# WHAT IS BEING ASKED:
Extract every line of the items below word for word, leaving the pictures out of your answer.

### RECORDS SUPPLIED ###

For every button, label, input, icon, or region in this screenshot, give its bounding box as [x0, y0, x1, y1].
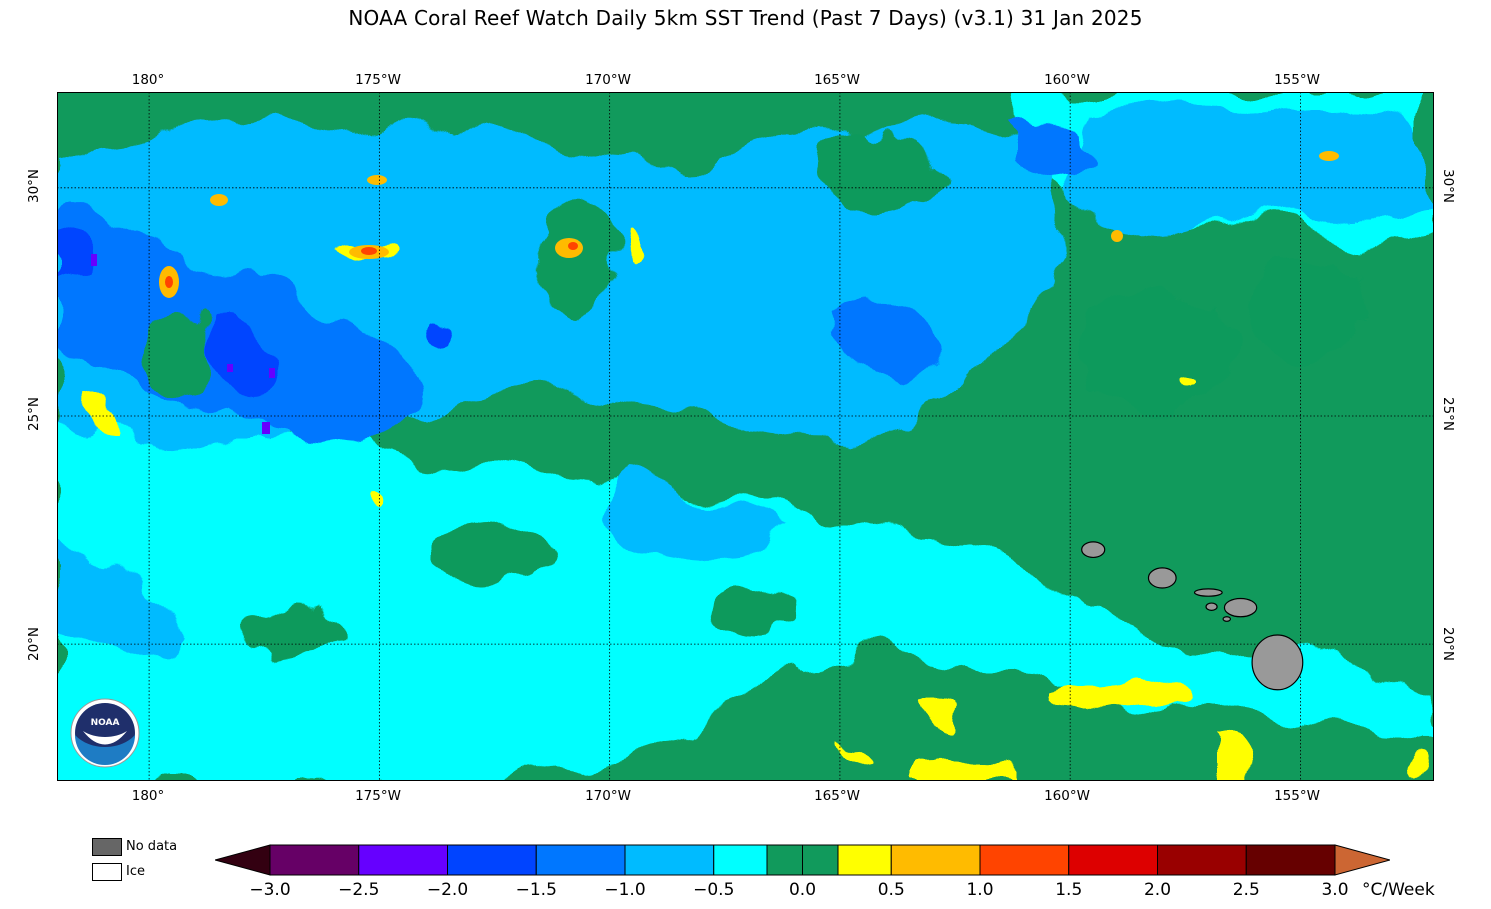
lon-label-top-175w: 175°W [355, 72, 401, 88]
colorbar-segment [447, 844, 537, 876]
map-title: NOAA Coral Reef Watch Daily 5km SST Tren… [348, 6, 1143, 30]
cooling-region-very-strong [57, 232, 454, 396]
lon-label-top-160w: 160°W [1044, 72, 1090, 88]
colorbar-tick-label: −2.5 [338, 880, 380, 900]
colorbar-over-arrow [1334, 844, 1390, 876]
map-frame [57, 92, 1434, 781]
colorbar-segment [358, 844, 448, 876]
colorbar-tick-label: 1.0 [966, 880, 994, 900]
colorbar-tick-label: −1.0 [604, 880, 646, 900]
island-kahoolawe [1222, 616, 1232, 622]
island-molokai [1193, 588, 1223, 597]
colorbar-tick-label: −1.5 [515, 880, 557, 900]
ice-swatch [92, 863, 122, 881]
colorbar-segment [766, 844, 803, 876]
lon-label-top-180: 180° [131, 72, 165, 88]
no-data-label: No data [126, 839, 178, 854]
colorbar-tick-label: 0.5 [877, 880, 905, 900]
colorbar-tick-label: −3.0 [249, 880, 291, 900]
colorbar-tick-label: −2.0 [426, 880, 469, 900]
island-oahu [1147, 567, 1177, 589]
colorbar-segment [713, 844, 768, 876]
colorbar-segment [269, 844, 360, 876]
lon-label-bottom-170w: 170°W [585, 788, 631, 804]
island-kauai [1081, 541, 1106, 559]
hawaiian-islands [1081, 541, 1304, 691]
lat-label-left-20n: 20°N [26, 626, 42, 662]
lat-label-left-25n: 25°N [26, 396, 42, 432]
lon-label-top-165w: 165°W [814, 72, 860, 88]
no-data-swatch [92, 838, 122, 856]
colorbar-units: °C/Week [1362, 880, 1435, 900]
neutral-patches [147, 132, 1367, 657]
colorbar [215, 844, 1390, 876]
lon-label-bottom-175w: 175°W [355, 788, 401, 804]
lat-label-right-30n: 30°N [1440, 168, 1456, 204]
colorbar-segment [1068, 844, 1158, 876]
lon-label-bottom-155w: 155°W [1274, 788, 1320, 804]
lat-label-right-25n: 25°N [1440, 396, 1456, 432]
colorbar-segment [890, 844, 981, 876]
island-maui [1223, 597, 1258, 618]
colorbar-tick-label: 0.0 [788, 880, 817, 900]
colorbar-segment [1245, 844, 1336, 876]
lon-label-bottom-160w: 160°W [1044, 788, 1090, 804]
cooling-specks-extreme [91, 254, 275, 434]
warming-region-strong [165, 242, 578, 288]
lat-label-right-20n: 20°N [1440, 626, 1456, 662]
graticule [57, 92, 1434, 781]
colorbar-tick-label: −0.5 [693, 880, 735, 900]
colorbar-segment [979, 844, 1070, 876]
lon-label-bottom-180: 180° [131, 788, 165, 804]
lon-label-bottom-165w: 165°W [814, 788, 860, 804]
colorbar-segment [1157, 844, 1247, 876]
colorbar-tick-label: 3.0 [1321, 880, 1349, 900]
ice-label: Ice [126, 864, 145, 879]
colorbar-segment [802, 844, 839, 876]
island-lanai [1205, 602, 1218, 611]
noaa-logo: NOAA [70, 698, 140, 768]
island-hawaii [1251, 634, 1304, 691]
colorbar-tick-label: 2.5 [1232, 880, 1260, 900]
noaa-logo-text: NOAA [91, 718, 120, 728]
colorbar-segment [535, 844, 626, 876]
lon-label-top-170w: 170°W [585, 72, 631, 88]
lon-label-top-155w: 155°W [1274, 72, 1320, 88]
colorbar-under-arrow [215, 844, 271, 876]
sst-trend-map: NOAA [57, 92, 1434, 781]
colorbar-tick-label: 1.5 [1055, 880, 1083, 900]
lat-label-left-30n: 30°N [26, 168, 42, 204]
colorbar-tick-label: 2.0 [1143, 880, 1172, 900]
colorbar-segment [837, 844, 892, 876]
colorbar-segment [624, 844, 715, 876]
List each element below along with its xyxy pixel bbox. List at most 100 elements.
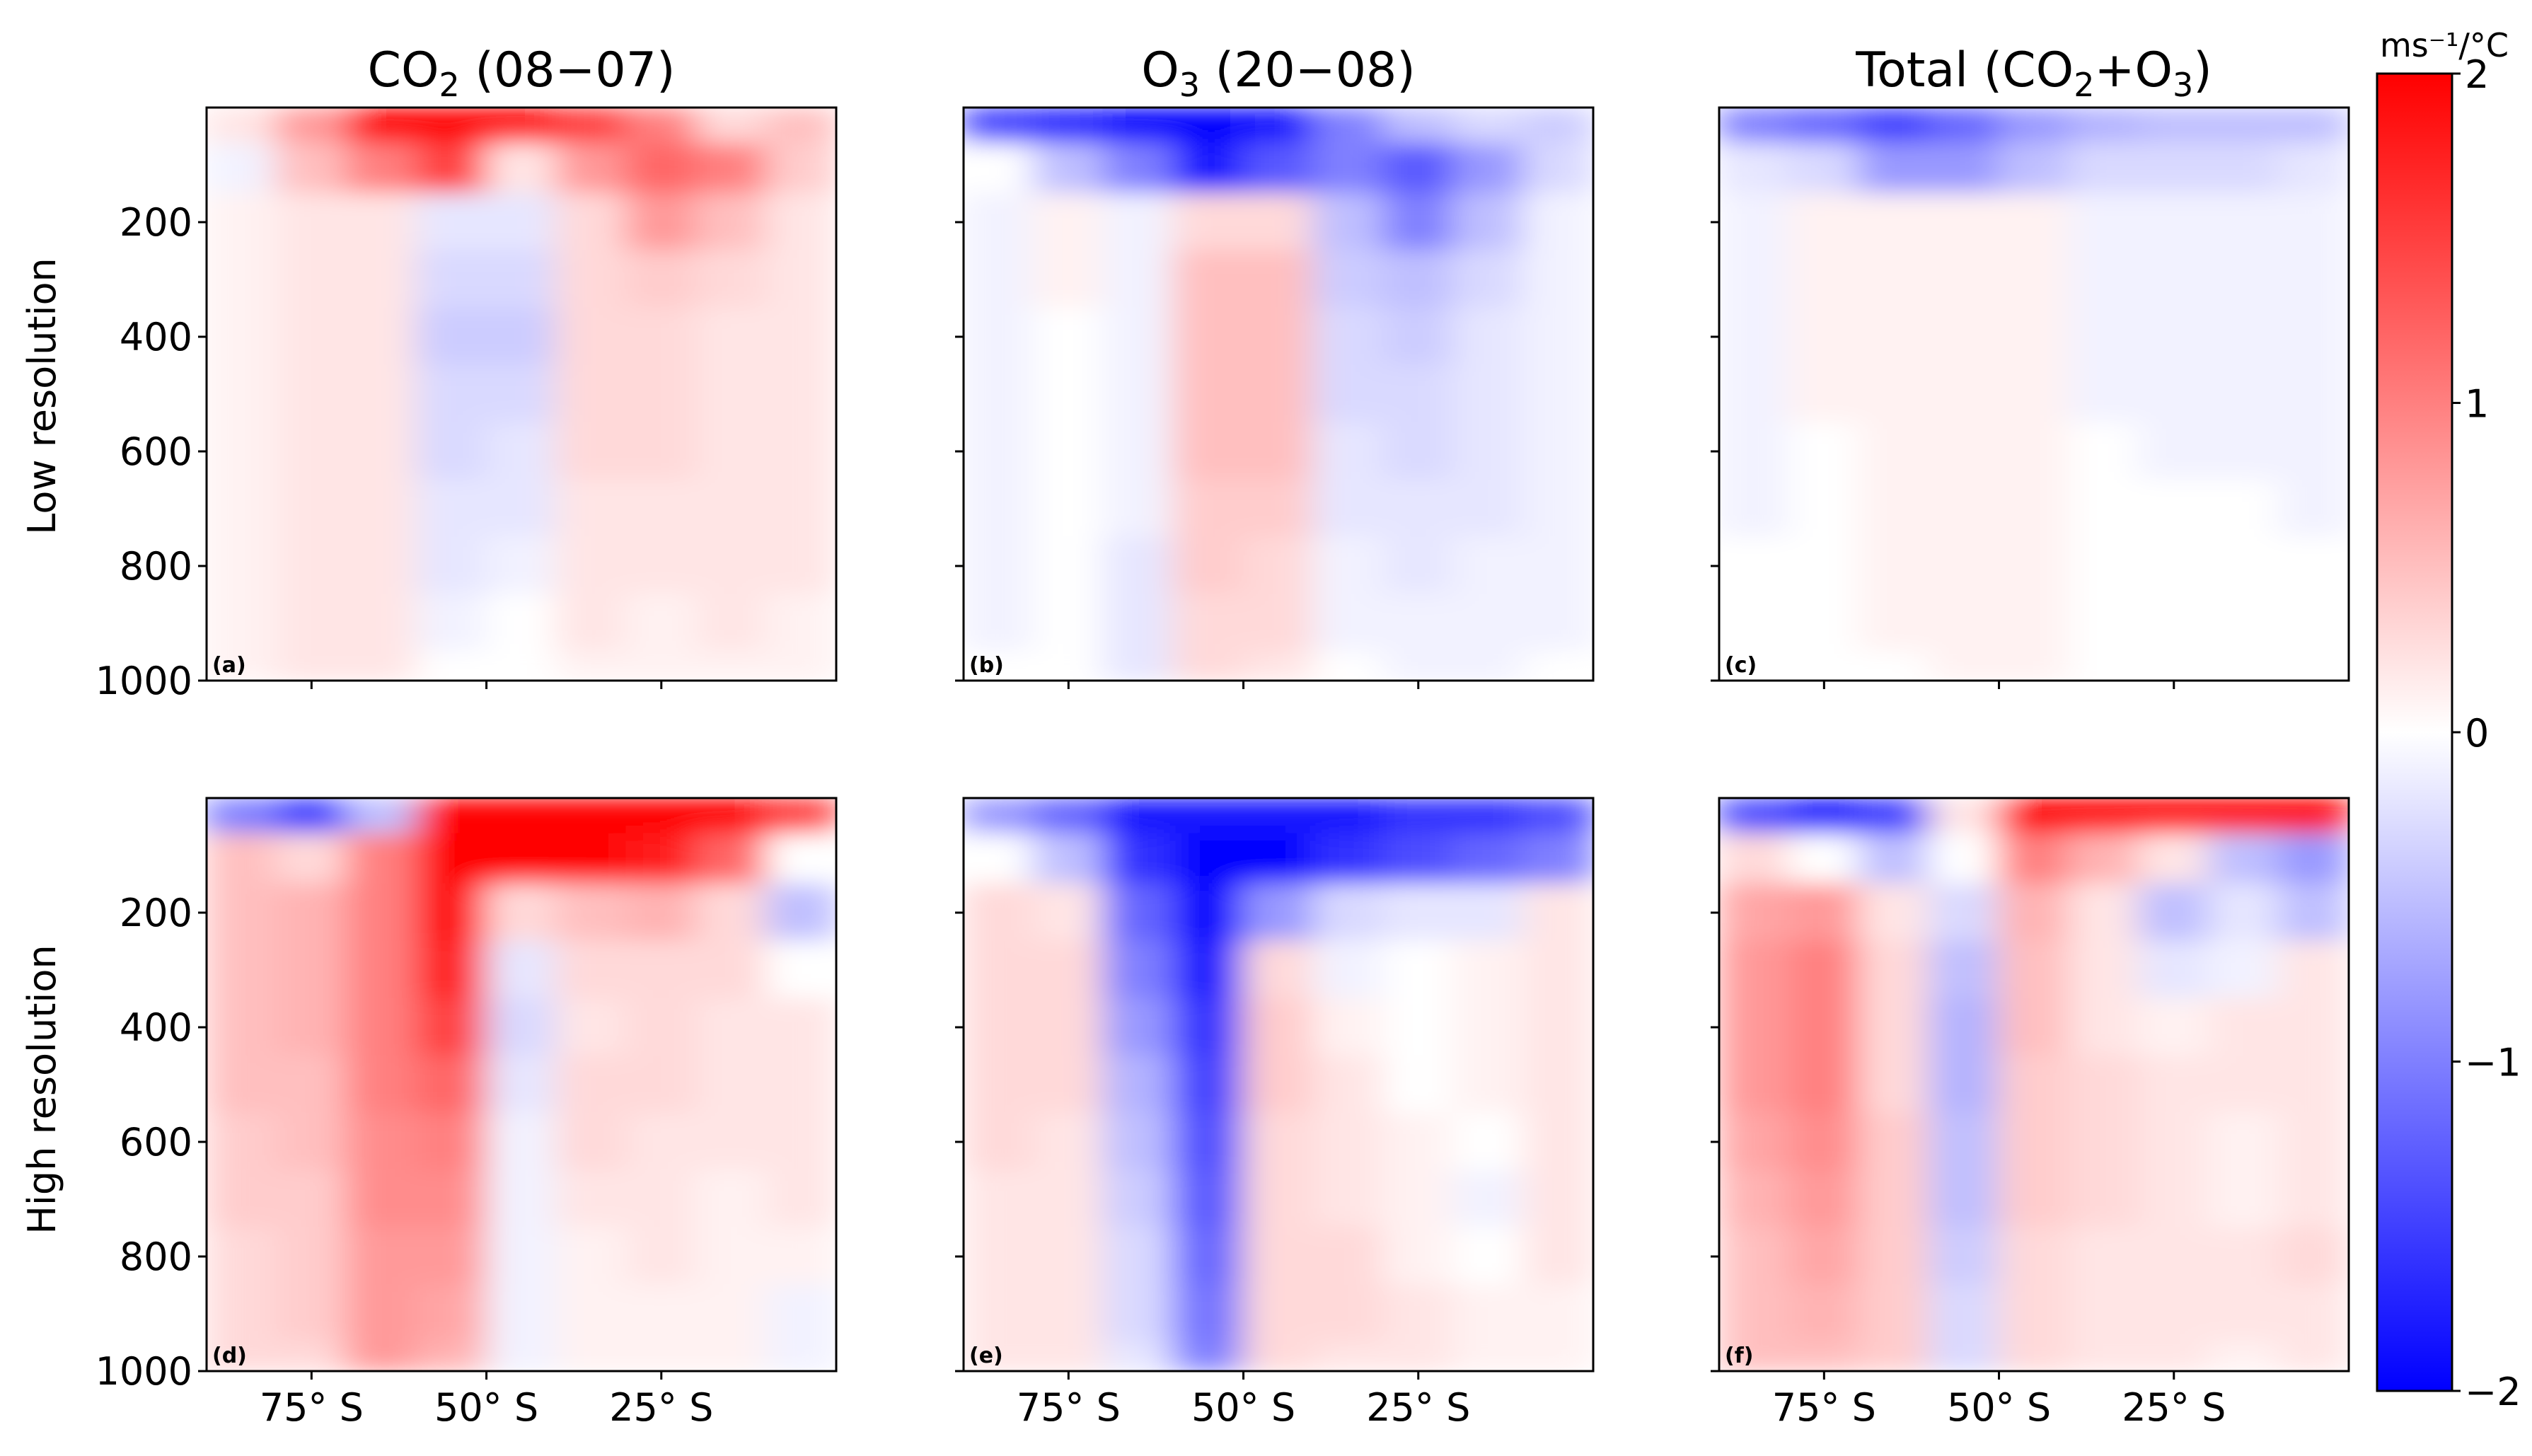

###

# ANSWER TO THIS EXERCISE:
For every button, label, input, icon, or region in this screenshot, give its bounding box as [x0, y0, x1, y1].
lon-label-top-175w: 175°W [355, 72, 401, 88]
colorbar-segment [447, 844, 537, 876]
map-title: NOAA Coral Reef Watch Daily 5km SST Tren… [348, 6, 1143, 30]
cooling-region-very-strong [57, 232, 454, 396]
lon-label-top-160w: 160°W [1044, 72, 1090, 88]
colorbar-tick-label: −2.5 [338, 880, 380, 900]
colorbar-over-arrow [1334, 844, 1390, 876]
map-frame [57, 92, 1434, 781]
colorbar-segment [358, 844, 448, 876]
colorbar-tick-label: 1.0 [966, 880, 994, 900]
colorbar-tick-label: −1.0 [604, 880, 646, 900]
island-kahoolawe [1222, 616, 1232, 622]
island-molokai [1193, 588, 1223, 597]
colorbar-tick-label: −1.5 [515, 880, 557, 900]
ice-swatch [92, 863, 122, 881]
colorbar-segment [766, 844, 803, 876]
lon-label-top-180: 180° [131, 72, 165, 88]
no-data-label: No data [126, 839, 178, 854]
colorbar-tick-label: 0.5 [877, 880, 905, 900]
colorbar-tick-label: −3.0 [249, 880, 291, 900]
colorbar-tick-label: −2.0 [426, 880, 469, 900]
island-oahu [1147, 567, 1177, 589]
colorbar-segment [713, 844, 768, 876]
colorbar-segment [269, 844, 360, 876]
lon-label-bottom-170w: 170°W [585, 788, 631, 804]
island-kauai [1081, 541, 1106, 559]
hawaiian-islands [1081, 541, 1304, 691]
lat-label-left-20n: 20°N [26, 626, 42, 662]
lat-label-left-25n: 25°N [26, 396, 42, 432]
lon-label-top-165w: 165°W [814, 72, 860, 88]
no-data-swatch [92, 838, 122, 856]
colorbar-units: °C/Week [1362, 880, 1435, 900]
neutral-patches [147, 132, 1367, 657]
colorbar [215, 844, 1390, 876]
lon-label-bottom-175w: 175°W [355, 788, 401, 804]
lat-label-right-30n: 30°N [1440, 168, 1456, 204]
colorbar-segment [1068, 844, 1158, 876]
lon-label-bottom-155w: 155°W [1274, 788, 1320, 804]
lat-label-right-25n: 25°N [1440, 396, 1456, 432]
colorbar-segment [890, 844, 981, 876]
island-maui [1223, 597, 1258, 618]
colorbar-tick-label: 0.0 [788, 880, 817, 900]
colorbar-segment [1245, 844, 1336, 876]
lon-label-bottom-160w: 160°W [1044, 788, 1090, 804]
cooling-specks-extreme [91, 254, 275, 434]
warming-region-strong [165, 242, 578, 288]
lat-label-right-20n: 20°N [1440, 626, 1456, 662]
graticule [57, 92, 1434, 781]
colorbar-tick-label: −0.5 [693, 880, 735, 900]
colorbar-segment [979, 844, 1070, 876]
lon-label-bottom-180: 180° [131, 788, 165, 804]
lon-label-bottom-165w: 165°W [814, 788, 860, 804]
colorbar-segment [1157, 844, 1247, 876]
colorbar-tick-label: 3.0 [1321, 880, 1349, 900]
ice-label: Ice [126, 864, 145, 879]
colorbar-segment [802, 844, 839, 876]
island-lanai [1205, 602, 1218, 611]
noaa-logo: NOAA [70, 698, 140, 768]
island-hawaii [1251, 634, 1304, 691]
colorbar-tick-label: 2.5 [1232, 880, 1260, 900]
noaa-logo-text: NOAA [91, 718, 120, 728]
colorbar-segment [535, 844, 626, 876]
lon-label-top-170w: 170°W [585, 72, 631, 88]
lon-label-top-155w: 155°W [1274, 72, 1320, 88]
colorbar-under-arrow [215, 844, 271, 876]
sst-trend-map: NOAA [57, 92, 1434, 781]
colorbar-tick-label: 1.5 [1055, 880, 1083, 900]
lat-label-left-30n: 30°N [26, 168, 42, 204]
colorbar-tick-label: 2.0 [1143, 880, 1172, 900]
colorbar-segment [837, 844, 892, 876]
colorbar-segment [624, 844, 715, 876]
List each element below along with its xyxy pixel bbox. List at most 100 elements.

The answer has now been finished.